======== RECORDS PROVIDED
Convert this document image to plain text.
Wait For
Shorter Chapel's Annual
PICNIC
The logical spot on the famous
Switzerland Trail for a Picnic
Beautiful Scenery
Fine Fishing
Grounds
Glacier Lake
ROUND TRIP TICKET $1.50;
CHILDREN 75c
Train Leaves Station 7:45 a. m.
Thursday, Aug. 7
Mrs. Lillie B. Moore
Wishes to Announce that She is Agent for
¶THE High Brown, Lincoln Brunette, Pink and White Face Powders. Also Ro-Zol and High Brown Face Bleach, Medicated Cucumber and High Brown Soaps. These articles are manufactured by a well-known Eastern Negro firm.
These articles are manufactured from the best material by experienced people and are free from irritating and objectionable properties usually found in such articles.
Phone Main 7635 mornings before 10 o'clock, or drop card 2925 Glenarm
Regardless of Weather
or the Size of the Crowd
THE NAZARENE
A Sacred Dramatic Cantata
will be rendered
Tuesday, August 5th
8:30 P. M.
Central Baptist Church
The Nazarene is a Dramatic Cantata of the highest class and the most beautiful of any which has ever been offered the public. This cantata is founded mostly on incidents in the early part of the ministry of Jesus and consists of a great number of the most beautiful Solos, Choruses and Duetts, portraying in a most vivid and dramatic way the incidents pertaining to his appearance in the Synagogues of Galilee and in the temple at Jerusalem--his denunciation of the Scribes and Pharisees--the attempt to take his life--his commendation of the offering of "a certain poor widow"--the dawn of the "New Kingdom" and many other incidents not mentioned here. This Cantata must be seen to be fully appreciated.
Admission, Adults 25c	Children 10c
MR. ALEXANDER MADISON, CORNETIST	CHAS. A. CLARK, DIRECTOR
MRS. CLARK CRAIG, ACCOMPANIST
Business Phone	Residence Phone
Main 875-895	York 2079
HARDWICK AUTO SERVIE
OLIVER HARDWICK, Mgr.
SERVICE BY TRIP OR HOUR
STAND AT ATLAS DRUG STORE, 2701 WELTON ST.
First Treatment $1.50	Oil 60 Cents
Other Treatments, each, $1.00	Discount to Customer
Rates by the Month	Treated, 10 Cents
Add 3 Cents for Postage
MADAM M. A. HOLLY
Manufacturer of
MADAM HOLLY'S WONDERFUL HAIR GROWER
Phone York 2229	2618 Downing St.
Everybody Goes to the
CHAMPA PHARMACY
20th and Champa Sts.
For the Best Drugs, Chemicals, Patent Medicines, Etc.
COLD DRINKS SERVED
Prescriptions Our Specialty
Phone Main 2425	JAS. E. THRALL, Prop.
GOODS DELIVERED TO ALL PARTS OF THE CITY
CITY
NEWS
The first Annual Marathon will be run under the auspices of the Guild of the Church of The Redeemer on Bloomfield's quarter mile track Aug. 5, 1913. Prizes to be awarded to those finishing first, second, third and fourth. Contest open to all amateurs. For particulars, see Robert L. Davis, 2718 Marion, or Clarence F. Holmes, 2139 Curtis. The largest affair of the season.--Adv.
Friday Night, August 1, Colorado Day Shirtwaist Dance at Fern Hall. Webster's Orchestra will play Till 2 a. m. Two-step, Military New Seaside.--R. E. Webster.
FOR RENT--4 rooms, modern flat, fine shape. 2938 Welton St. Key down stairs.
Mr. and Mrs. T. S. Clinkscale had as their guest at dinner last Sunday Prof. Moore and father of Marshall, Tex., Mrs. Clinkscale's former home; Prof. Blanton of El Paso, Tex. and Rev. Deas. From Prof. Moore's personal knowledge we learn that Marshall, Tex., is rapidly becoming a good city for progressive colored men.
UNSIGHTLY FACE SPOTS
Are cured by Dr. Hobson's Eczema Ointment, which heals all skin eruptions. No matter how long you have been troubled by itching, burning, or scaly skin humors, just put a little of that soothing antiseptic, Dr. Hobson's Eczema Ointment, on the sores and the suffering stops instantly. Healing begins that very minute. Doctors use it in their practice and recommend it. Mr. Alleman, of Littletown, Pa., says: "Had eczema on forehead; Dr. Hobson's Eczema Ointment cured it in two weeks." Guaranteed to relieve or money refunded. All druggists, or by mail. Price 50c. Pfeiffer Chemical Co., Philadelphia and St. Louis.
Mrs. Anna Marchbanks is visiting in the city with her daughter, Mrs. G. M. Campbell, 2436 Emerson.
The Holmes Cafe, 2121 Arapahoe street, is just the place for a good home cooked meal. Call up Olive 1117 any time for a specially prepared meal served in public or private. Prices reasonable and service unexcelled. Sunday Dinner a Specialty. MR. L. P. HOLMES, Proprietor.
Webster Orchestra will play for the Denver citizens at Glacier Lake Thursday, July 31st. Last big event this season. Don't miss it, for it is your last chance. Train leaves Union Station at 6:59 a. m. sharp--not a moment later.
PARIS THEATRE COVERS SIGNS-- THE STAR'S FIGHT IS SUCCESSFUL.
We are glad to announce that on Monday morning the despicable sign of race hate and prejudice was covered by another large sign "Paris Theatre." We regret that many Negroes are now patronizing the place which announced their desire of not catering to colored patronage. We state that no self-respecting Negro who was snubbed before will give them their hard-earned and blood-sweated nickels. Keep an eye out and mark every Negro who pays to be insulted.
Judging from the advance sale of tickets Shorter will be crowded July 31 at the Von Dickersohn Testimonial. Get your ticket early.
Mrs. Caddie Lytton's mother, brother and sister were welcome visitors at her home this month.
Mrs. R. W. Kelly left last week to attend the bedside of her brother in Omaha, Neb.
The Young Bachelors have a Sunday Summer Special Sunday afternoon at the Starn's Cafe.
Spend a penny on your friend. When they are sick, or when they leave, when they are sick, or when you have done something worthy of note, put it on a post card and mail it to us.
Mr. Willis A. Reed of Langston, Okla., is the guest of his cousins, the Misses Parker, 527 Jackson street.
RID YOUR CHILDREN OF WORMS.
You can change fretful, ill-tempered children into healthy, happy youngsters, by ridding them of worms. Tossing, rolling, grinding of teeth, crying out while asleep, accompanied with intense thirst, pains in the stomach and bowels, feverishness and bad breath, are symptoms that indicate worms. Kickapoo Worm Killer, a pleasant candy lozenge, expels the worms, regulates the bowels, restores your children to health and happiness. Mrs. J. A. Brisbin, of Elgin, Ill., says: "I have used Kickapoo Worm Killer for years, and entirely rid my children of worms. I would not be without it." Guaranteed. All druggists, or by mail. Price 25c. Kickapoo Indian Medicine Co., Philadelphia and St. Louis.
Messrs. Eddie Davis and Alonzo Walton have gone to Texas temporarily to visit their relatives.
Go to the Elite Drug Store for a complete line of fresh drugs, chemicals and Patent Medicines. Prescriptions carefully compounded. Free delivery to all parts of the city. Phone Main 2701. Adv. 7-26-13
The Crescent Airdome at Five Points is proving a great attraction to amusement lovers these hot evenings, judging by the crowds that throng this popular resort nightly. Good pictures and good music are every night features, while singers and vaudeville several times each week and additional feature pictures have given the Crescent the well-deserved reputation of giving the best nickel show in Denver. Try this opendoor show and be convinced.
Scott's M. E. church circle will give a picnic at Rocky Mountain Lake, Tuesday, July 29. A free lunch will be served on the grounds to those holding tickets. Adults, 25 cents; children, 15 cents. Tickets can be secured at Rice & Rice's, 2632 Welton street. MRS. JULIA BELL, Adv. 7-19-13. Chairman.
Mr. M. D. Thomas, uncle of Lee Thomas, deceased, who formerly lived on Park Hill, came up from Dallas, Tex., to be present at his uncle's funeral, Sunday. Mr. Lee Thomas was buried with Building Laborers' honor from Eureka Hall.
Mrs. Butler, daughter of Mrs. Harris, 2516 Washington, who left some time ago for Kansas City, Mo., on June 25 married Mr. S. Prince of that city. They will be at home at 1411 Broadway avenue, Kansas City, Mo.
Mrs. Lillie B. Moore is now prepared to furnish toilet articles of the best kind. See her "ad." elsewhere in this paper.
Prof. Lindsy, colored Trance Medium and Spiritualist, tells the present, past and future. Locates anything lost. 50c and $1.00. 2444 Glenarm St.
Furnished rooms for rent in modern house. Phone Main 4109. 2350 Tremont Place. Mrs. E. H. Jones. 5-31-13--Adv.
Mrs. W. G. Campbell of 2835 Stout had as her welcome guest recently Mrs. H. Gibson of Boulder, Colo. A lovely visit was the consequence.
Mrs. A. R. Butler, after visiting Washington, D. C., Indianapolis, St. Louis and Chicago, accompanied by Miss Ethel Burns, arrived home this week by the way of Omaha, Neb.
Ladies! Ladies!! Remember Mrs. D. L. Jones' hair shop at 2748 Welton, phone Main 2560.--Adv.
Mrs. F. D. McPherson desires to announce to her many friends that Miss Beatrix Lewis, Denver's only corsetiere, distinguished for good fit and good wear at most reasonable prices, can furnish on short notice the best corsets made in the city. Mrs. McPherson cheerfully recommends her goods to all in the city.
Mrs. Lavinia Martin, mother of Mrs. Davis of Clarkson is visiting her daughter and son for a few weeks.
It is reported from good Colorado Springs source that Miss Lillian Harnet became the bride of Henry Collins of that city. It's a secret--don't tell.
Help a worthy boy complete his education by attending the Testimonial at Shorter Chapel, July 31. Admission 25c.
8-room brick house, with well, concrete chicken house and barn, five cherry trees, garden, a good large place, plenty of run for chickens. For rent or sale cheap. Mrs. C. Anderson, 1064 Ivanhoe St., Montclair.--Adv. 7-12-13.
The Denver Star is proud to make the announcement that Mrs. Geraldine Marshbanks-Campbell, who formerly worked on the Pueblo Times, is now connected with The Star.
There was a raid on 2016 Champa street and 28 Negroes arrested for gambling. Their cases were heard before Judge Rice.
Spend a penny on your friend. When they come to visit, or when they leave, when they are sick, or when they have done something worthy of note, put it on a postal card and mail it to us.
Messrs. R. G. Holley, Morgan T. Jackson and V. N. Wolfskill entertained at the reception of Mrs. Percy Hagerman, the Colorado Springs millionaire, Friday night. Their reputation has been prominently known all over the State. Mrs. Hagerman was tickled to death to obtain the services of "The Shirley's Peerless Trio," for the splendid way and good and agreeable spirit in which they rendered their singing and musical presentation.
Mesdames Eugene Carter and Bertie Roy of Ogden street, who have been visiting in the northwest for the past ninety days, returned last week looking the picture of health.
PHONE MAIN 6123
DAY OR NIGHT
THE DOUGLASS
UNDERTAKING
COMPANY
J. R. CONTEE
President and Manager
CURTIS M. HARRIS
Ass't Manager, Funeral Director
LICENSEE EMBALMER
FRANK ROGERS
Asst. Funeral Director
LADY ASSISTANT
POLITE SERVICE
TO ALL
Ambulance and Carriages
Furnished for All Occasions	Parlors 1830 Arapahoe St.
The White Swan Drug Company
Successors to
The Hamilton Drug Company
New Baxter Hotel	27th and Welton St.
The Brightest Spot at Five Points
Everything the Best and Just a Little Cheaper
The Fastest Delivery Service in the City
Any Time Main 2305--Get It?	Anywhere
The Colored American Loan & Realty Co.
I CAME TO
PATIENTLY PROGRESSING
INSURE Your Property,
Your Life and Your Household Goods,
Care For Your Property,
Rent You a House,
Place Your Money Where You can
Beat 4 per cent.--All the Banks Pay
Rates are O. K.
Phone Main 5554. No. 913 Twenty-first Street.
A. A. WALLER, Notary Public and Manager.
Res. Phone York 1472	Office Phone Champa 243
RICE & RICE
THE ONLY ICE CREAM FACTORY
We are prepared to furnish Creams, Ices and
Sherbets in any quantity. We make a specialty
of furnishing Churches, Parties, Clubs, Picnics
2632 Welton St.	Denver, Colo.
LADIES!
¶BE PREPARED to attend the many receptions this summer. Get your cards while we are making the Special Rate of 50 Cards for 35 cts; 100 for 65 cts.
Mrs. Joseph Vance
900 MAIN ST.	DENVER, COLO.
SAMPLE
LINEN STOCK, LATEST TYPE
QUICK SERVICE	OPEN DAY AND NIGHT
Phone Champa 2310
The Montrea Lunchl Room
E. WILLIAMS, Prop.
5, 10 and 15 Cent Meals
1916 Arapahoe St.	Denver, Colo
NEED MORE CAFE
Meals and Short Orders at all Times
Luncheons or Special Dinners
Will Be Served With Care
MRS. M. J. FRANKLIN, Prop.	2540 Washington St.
================
§ EXERCISE AIM
The word "welcome" may appear on some lines. Report how many lines hold it, giving the number alone.

§ ANSWER FOR THE TASK
2